Scan the lines below; pull out those with "邮票珍藏册".

════

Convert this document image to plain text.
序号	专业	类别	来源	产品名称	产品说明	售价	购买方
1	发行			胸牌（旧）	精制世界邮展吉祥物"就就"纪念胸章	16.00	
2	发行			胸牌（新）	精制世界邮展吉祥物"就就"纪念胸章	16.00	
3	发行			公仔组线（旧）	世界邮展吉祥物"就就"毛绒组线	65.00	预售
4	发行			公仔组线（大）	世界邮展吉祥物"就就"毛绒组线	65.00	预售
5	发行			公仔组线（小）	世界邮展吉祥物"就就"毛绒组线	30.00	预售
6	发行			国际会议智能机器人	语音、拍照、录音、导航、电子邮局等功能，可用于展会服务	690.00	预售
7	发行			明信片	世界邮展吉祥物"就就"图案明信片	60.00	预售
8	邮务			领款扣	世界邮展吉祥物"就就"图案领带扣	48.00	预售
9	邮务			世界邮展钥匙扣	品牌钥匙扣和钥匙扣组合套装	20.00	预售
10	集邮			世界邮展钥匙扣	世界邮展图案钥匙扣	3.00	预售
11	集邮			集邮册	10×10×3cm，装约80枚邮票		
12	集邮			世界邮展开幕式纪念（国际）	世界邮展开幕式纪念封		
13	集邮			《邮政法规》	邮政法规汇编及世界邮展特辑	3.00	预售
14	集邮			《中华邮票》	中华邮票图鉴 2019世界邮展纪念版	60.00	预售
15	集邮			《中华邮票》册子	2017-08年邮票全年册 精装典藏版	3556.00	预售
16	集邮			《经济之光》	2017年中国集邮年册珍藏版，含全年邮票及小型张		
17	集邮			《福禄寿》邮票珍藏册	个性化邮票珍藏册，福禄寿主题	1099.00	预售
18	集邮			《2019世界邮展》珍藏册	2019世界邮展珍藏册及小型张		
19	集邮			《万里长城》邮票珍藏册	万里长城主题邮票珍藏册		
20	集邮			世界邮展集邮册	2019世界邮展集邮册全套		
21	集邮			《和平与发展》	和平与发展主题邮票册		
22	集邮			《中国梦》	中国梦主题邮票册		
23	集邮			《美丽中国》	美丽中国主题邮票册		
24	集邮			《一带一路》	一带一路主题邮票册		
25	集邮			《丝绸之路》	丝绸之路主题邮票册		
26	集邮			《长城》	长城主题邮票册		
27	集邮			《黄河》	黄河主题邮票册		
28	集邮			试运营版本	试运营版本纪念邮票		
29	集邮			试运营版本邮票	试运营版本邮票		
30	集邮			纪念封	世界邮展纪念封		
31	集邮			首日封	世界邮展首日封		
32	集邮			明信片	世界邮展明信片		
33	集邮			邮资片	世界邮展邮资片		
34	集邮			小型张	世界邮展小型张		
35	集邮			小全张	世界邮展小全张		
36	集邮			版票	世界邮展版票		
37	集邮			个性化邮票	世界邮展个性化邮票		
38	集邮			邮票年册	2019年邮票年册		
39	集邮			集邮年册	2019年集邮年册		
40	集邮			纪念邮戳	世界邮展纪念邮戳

════

> _Worked answer_:
17	集邮			《福禄寿》邮票珍藏册	个性化邮票珍藏册，福禄寿主题	1099.00	预售
19	集邮			《万里长城》邮票珍藏册	万里长城主题邮票珍藏册		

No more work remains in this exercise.